Copy the stretch of material from the line containing "staticText: ⍰⍰⍰⍰⍰⍰⍰⍰⍰⍰⍰⍰⍰⍰ <box>16" through the line containing "button[interactable]: ⍰⍰⍰⍰⍰⍰⍰⍰⍰⍰⍰⍰⍰⍰⍰⍰⍰⍰⍰⍰⍰⍰⍰⍰⍰⍰⍰⍰⍰⍰ <box>0" word for word, with both of those lines included.

_INFORMATION GIVEN_

####################

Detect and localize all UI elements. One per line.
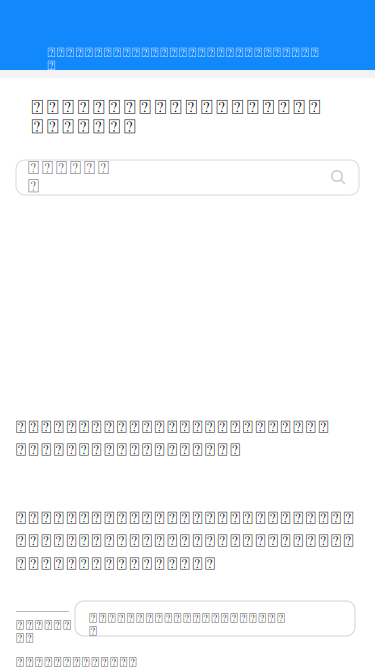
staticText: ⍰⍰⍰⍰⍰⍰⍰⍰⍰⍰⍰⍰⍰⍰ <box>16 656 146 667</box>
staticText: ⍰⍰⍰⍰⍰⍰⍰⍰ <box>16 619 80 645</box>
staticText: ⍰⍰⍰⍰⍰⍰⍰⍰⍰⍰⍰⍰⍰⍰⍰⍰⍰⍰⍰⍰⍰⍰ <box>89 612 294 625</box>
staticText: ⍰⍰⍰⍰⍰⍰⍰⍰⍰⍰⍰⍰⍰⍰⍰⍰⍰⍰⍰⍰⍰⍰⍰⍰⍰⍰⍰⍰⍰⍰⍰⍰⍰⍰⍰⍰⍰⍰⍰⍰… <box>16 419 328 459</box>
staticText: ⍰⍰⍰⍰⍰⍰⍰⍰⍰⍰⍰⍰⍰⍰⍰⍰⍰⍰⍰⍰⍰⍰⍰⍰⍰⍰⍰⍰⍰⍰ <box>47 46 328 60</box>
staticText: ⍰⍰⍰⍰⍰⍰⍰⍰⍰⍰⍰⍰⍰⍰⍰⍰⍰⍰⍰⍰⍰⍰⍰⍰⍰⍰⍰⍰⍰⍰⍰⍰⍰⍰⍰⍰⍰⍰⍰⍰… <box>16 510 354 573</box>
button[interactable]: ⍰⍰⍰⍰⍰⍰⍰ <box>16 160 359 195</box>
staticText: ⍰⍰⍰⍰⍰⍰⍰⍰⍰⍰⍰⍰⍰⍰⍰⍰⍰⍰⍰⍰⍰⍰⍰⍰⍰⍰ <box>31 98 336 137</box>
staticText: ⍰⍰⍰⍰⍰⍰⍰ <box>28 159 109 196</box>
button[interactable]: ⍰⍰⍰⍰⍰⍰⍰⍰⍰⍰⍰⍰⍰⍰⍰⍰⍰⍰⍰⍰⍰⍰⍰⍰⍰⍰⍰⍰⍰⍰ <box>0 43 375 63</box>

####################

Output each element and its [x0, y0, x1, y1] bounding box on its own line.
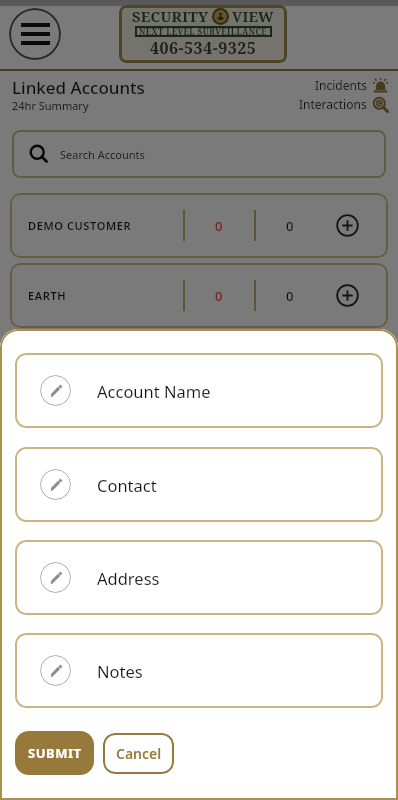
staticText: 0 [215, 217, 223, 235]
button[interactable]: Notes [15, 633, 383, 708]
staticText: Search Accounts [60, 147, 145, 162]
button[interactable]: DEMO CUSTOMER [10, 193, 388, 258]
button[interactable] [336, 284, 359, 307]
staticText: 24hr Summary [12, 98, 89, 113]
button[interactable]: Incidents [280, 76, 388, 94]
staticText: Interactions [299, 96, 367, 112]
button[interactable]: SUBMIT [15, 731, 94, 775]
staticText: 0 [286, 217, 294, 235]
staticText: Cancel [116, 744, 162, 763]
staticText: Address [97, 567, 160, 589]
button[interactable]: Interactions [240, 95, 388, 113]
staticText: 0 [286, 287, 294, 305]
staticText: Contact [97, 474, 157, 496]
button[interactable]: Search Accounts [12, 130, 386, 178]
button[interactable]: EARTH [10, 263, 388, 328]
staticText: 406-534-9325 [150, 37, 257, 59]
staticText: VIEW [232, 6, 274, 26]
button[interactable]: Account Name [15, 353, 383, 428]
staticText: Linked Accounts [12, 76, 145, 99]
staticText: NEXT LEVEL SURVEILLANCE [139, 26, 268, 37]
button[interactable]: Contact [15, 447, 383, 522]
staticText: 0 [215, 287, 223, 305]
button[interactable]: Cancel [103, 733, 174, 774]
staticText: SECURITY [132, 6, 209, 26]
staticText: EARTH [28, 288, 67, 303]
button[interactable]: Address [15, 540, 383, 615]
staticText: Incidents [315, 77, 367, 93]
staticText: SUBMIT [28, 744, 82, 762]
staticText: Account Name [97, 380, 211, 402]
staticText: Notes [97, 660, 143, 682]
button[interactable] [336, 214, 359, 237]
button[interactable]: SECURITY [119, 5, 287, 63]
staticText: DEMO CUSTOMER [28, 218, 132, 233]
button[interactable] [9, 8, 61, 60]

####################

_OUTPUT BELOW_
staticText: ⍰⍰⍰⍰⍰⍰⍰⍰⍰⍰⍰⍰⍰⍰ <box>16 656 146 667</box>
staticText: ⍰⍰⍰⍰⍰⍰⍰⍰ <box>16 619 80 645</box>
staticText: ⍰⍰⍰⍰⍰⍰⍰⍰⍰⍰⍰⍰⍰⍰⍰⍰⍰⍰⍰⍰⍰⍰ <box>89 612 294 625</box>
staticText: ⍰⍰⍰⍰⍰⍰⍰⍰⍰⍰⍰⍰⍰⍰⍰⍰⍰⍰⍰⍰⍰⍰⍰⍰⍰⍰⍰⍰⍰⍰⍰⍰⍰⍰⍰⍰⍰⍰⍰⍰… <box>16 419 328 459</box>
staticText: ⍰⍰⍰⍰⍰⍰⍰⍰⍰⍰⍰⍰⍰⍰⍰⍰⍰⍰⍰⍰⍰⍰⍰⍰⍰⍰⍰⍰⍰⍰ <box>47 46 328 60</box>
staticText: ⍰⍰⍰⍰⍰⍰⍰⍰⍰⍰⍰⍰⍰⍰⍰⍰⍰⍰⍰⍰⍰⍰⍰⍰⍰⍰⍰⍰⍰⍰⍰⍰⍰⍰⍰⍰⍰⍰⍰⍰… <box>16 510 354 573</box>
button[interactable]: ⍰⍰⍰⍰⍰⍰⍰ <box>16 160 359 195</box>
staticText: ⍰⍰⍰⍰⍰⍰⍰⍰⍰⍰⍰⍰⍰⍰⍰⍰⍰⍰⍰⍰⍰⍰⍰⍰⍰⍰ <box>31 98 336 137</box>
staticText: ⍰⍰⍰⍰⍰⍰⍰ <box>28 159 109 196</box>
button[interactable]: ⍰⍰⍰⍰⍰⍰⍰⍰⍰⍰⍰⍰⍰⍰⍰⍰⍰⍰⍰⍰⍰⍰⍰⍰⍰⍰⍰⍰⍰⍰ <box>0 43 375 63</box>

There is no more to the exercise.